Records that describe figures
>>>>
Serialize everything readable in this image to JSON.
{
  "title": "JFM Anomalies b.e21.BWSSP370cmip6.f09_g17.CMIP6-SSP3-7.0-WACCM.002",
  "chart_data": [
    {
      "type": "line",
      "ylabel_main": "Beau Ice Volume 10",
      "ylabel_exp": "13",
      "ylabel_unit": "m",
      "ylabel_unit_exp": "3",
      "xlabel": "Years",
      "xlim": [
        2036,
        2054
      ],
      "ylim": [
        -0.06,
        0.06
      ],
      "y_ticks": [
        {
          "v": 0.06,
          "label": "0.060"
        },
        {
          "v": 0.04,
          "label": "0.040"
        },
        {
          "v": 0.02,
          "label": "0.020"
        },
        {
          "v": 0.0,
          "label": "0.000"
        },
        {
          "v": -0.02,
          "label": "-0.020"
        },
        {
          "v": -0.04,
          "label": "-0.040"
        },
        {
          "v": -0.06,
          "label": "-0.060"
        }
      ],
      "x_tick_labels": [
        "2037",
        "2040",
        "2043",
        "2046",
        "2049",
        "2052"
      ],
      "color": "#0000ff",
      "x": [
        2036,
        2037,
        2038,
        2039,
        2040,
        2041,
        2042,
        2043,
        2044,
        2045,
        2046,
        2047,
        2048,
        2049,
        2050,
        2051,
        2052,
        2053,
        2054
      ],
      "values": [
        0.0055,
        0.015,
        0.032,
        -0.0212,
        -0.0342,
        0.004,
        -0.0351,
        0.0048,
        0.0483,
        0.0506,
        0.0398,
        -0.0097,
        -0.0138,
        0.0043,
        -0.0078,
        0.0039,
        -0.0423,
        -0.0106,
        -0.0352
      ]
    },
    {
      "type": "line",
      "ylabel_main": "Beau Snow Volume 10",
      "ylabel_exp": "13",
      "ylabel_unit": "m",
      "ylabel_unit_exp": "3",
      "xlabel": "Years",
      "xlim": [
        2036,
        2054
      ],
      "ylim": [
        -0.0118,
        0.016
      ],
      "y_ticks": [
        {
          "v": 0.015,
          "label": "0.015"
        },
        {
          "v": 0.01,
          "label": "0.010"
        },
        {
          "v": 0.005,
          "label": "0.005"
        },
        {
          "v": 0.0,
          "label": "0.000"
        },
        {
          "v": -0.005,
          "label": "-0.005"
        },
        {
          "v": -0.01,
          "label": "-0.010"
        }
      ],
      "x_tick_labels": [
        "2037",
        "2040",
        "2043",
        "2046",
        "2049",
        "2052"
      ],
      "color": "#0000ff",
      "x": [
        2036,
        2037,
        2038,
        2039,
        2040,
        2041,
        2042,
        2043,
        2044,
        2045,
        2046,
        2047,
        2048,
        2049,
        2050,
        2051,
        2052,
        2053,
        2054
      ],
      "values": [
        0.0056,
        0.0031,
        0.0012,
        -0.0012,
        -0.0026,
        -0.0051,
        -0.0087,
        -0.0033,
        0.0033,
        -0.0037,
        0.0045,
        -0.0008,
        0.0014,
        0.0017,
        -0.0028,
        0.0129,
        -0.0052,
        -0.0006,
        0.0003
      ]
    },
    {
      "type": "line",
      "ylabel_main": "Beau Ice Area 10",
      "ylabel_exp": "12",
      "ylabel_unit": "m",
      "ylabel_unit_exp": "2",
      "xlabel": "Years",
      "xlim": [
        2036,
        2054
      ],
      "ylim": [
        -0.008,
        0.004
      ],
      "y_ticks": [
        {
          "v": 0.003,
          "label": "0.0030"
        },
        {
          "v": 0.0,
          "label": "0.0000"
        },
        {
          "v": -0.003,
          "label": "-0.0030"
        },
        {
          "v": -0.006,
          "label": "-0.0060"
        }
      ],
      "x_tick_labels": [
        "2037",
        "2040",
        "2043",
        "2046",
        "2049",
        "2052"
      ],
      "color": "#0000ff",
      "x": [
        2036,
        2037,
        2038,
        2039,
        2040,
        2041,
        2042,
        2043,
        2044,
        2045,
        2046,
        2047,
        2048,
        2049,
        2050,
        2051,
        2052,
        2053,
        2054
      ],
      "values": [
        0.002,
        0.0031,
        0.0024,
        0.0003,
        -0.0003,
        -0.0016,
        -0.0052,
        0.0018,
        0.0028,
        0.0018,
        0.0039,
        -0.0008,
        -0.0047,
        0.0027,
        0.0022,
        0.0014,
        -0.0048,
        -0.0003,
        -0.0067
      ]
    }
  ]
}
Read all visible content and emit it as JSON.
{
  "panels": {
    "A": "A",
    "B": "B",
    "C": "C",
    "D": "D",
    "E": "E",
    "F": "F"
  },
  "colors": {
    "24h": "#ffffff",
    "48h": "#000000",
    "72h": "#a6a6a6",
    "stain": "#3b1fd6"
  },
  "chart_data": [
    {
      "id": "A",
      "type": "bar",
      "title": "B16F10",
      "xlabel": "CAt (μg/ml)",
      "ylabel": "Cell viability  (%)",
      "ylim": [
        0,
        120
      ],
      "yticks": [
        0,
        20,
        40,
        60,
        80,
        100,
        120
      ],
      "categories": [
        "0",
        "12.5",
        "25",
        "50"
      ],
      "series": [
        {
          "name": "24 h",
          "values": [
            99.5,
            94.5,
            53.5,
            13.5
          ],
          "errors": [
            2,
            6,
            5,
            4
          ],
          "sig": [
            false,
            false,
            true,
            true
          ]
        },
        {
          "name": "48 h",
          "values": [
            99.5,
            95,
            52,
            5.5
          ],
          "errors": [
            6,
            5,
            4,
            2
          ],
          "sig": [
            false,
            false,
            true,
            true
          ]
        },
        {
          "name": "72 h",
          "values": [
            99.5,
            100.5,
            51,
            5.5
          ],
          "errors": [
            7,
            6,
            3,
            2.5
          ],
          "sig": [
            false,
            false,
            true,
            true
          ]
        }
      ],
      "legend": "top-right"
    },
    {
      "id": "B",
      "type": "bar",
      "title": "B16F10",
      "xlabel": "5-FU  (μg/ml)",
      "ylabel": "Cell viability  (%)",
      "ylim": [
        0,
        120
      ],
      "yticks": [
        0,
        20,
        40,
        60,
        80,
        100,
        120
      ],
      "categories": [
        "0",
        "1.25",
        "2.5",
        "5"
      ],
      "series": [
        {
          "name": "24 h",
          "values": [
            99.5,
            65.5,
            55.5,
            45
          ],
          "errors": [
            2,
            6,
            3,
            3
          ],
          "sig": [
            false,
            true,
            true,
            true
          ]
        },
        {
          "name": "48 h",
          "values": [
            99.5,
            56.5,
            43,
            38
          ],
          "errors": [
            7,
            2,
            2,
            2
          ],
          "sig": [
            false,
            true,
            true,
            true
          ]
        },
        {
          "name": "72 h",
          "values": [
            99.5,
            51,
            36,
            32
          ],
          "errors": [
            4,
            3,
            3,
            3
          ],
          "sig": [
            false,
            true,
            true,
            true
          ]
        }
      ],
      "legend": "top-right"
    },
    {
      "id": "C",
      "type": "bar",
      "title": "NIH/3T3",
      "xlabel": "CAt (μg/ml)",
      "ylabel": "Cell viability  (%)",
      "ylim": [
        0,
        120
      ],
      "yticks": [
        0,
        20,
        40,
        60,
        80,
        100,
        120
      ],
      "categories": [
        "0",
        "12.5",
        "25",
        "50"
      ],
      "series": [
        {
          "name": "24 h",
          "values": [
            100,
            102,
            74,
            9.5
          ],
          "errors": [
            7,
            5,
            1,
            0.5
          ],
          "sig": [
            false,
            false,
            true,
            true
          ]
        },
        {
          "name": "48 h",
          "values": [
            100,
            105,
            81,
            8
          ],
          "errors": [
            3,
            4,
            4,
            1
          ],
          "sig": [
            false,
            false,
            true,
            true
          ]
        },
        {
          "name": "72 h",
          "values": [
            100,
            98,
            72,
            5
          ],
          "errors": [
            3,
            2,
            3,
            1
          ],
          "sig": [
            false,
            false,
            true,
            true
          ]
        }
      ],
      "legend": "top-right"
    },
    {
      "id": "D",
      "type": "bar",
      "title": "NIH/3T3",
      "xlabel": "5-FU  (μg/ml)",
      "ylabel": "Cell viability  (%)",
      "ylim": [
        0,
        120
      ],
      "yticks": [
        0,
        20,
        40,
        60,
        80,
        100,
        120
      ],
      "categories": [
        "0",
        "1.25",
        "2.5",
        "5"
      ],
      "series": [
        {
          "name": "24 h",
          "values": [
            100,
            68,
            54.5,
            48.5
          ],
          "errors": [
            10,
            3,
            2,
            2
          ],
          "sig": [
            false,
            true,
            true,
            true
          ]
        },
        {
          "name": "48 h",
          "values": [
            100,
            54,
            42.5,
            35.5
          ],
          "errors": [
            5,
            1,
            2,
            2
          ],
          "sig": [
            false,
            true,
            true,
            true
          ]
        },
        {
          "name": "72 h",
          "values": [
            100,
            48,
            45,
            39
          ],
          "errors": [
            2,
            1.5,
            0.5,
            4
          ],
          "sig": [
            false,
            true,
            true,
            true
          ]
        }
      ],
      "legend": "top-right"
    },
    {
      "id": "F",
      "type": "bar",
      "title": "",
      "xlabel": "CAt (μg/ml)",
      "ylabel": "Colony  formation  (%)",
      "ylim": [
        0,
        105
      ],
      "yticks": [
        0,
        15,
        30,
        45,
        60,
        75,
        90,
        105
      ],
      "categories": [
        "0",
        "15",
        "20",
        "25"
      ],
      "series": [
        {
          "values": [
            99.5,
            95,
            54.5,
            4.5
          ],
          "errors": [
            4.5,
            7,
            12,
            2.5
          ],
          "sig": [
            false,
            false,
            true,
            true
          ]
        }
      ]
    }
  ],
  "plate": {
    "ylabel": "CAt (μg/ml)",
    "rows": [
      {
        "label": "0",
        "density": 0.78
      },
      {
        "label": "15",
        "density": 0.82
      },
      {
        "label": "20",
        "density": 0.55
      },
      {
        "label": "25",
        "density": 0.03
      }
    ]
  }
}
<<<<
- Your objective -
What is the number of lines above that contain the string "JSON"? Answer with the number alone.

- Correct output -
2